- Challenge -
Gather all lines in the records below that include the word "this".

- Dataset excerpts -

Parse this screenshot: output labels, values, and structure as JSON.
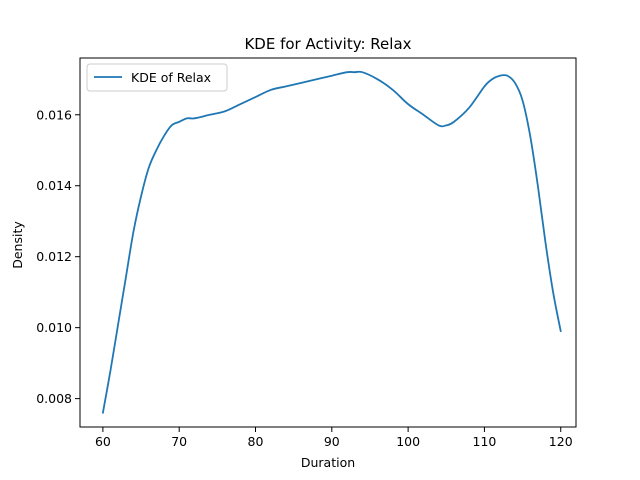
{
  "chart_data": {
    "type": "line",
    "title": "KDE for Activity: Relax",
    "xlabel": "Duration",
    "ylabel": "Density",
    "xlim": [
      57,
      122
    ],
    "ylim": [
      0.0072,
      0.0176
    ],
    "x_ticks": [
      60,
      70,
      80,
      90,
      100,
      110,
      120
    ],
    "x_tick_labels": [
      "60",
      "70",
      "80",
      "90",
      "100",
      "110",
      "120"
    ],
    "y_ticks": [
      0.008,
      0.01,
      0.012,
      0.014,
      0.016
    ],
    "y_tick_labels": [
      "0.008",
      "0.010",
      "0.012",
      "0.014",
      "0.016"
    ],
    "grid": false,
    "legend": {
      "position": "top-left",
      "entries": [
        "KDE of Relax"
      ]
    },
    "series": [
      {
        "name": "KDE of Relax",
        "color": "#1f77b4",
        "x": [
          60,
          61,
          62,
          63,
          64,
          65,
          66,
          67,
          68,
          69,
          70,
          71,
          72,
          74,
          76,
          78,
          80,
          82,
          84,
          86,
          88,
          90,
          92,
          93,
          94,
          96,
          98,
          100,
          102,
          104,
          105,
          106,
          108,
          110,
          111,
          112,
          113,
          114,
          115,
          116,
          117,
          118,
          119,
          120
        ],
        "y": [
          0.0076,
          0.0088,
          0.0101,
          0.0114,
          0.0127,
          0.0137,
          0.0145,
          0.015,
          0.0154,
          0.0157,
          0.0158,
          0.0159,
          0.0159,
          0.016,
          0.0161,
          0.0163,
          0.0165,
          0.0167,
          0.0168,
          0.0169,
          0.017,
          0.0171,
          0.0172,
          0.0172,
          0.0172,
          0.017,
          0.0167,
          0.0163,
          0.016,
          0.0157,
          0.0157,
          0.0158,
          0.0162,
          0.0168,
          0.017,
          0.0171,
          0.0171,
          0.0169,
          0.0164,
          0.0154,
          0.014,
          0.0124,
          0.011,
          0.0099
        ]
      }
    ]
  }
}
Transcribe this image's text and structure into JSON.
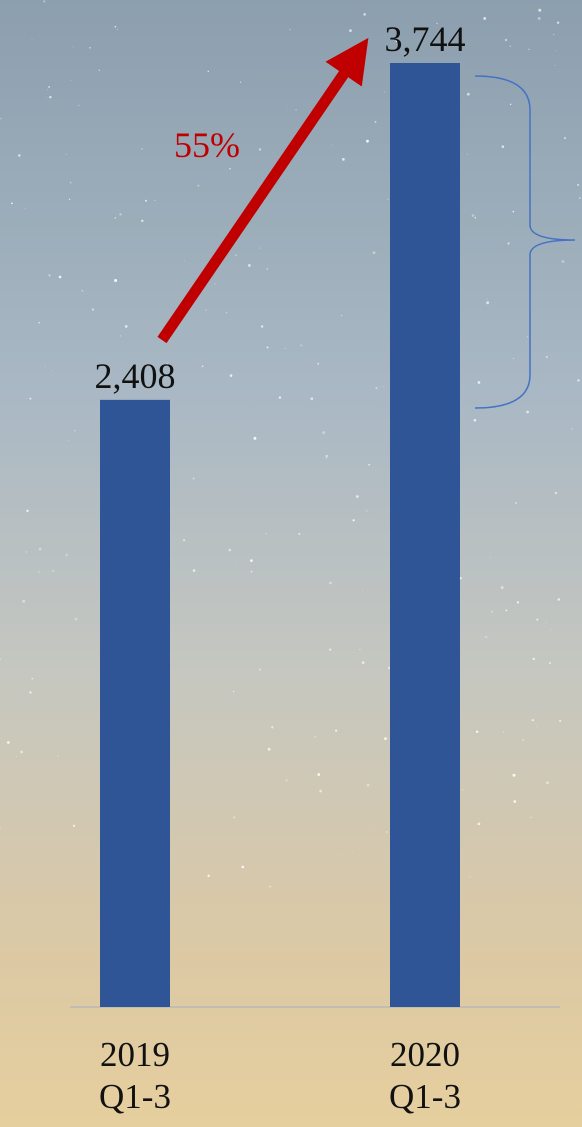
{
  "chart_data": {
    "type": "bar",
    "categories": [
      "2019\nQ1-3",
      "2020\nQ1-3"
    ],
    "values": [
      2408,
      3744
    ],
    "value_labels": [
      "2,408",
      "3,744"
    ],
    "color": "#2f5597",
    "annotation": "55%"
  }
}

- The result -
Parse this screenshot: output labels, values, and structure as JSON.
Transcribe this image's text and structure into JSON.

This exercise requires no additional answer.